Input data:
----------
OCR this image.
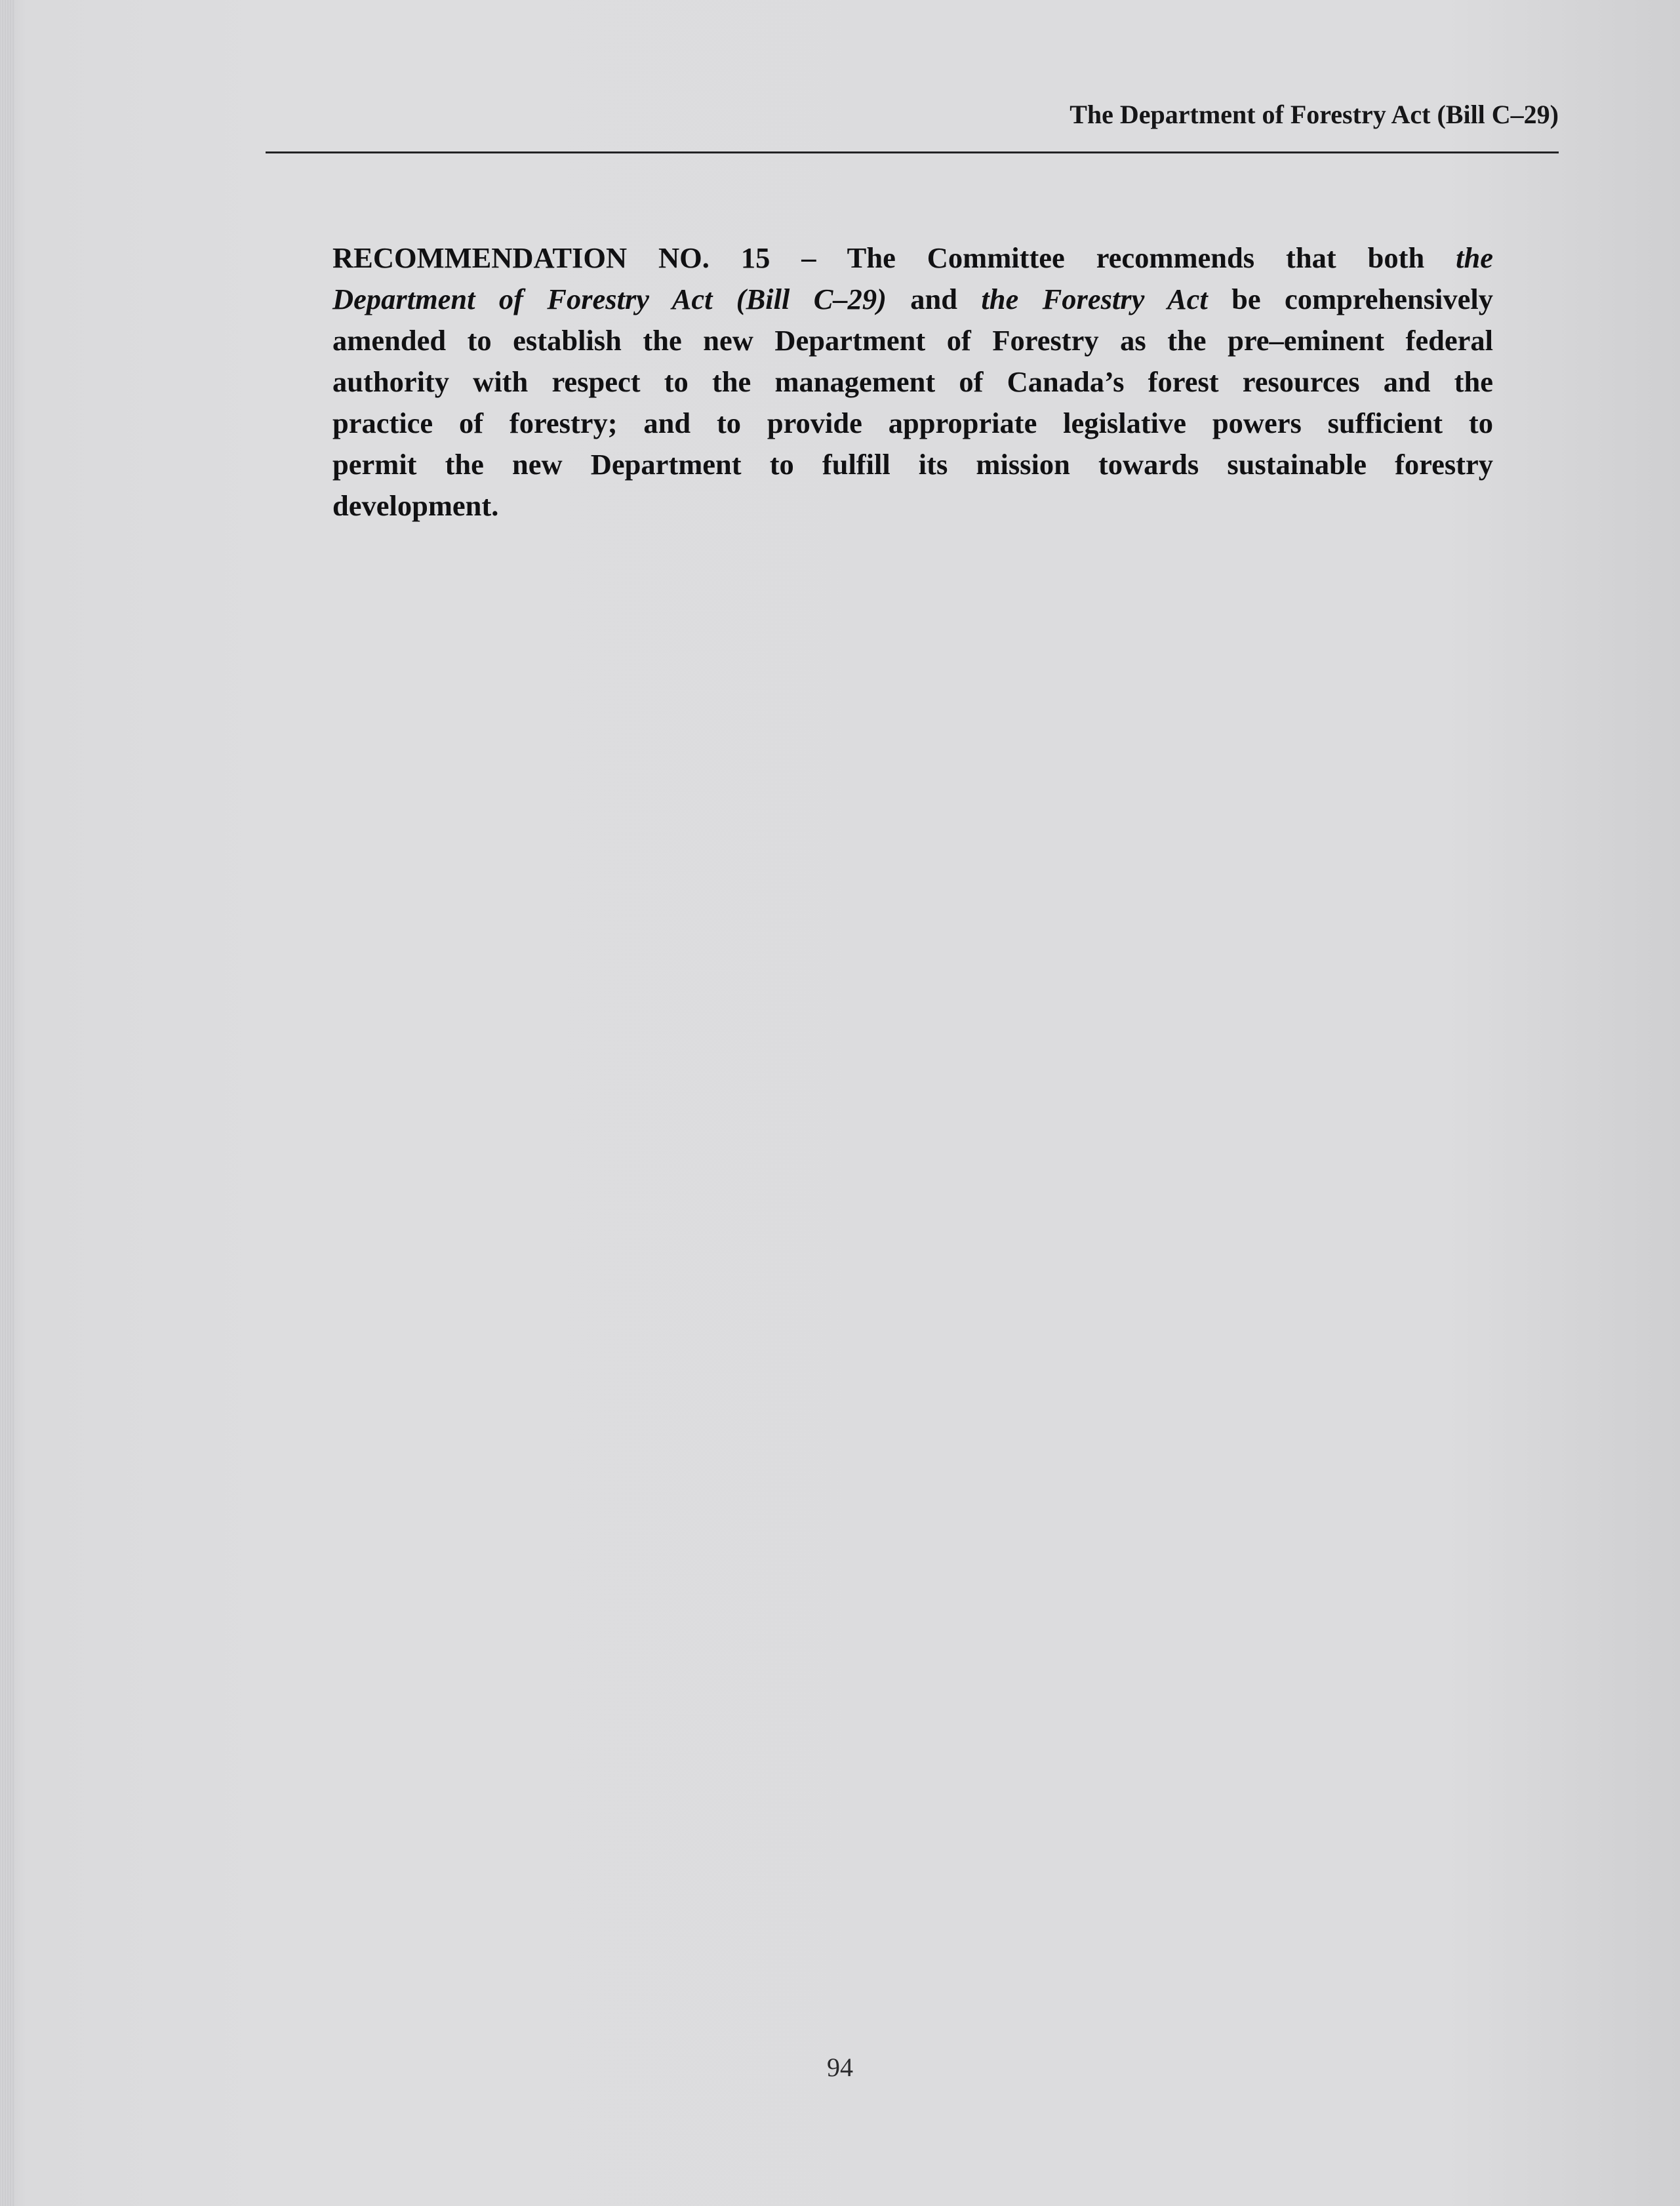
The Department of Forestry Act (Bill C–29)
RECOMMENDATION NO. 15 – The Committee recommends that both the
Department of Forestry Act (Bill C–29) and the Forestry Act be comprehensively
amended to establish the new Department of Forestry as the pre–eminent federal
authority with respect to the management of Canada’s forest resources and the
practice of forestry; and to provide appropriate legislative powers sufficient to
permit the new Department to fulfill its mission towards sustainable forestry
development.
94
----------
Gather all lines where the word "Department" appears.

Answer to this problem:
The Department of Forestry Act (Bill C–29)
Department of Forestry Act (Bill C–29) and the Forestry Act be comprehensively
amended to establish the new Department of Forestry as the pre–eminent federal
permit the new Department to fulfill its mission towards sustainable forestry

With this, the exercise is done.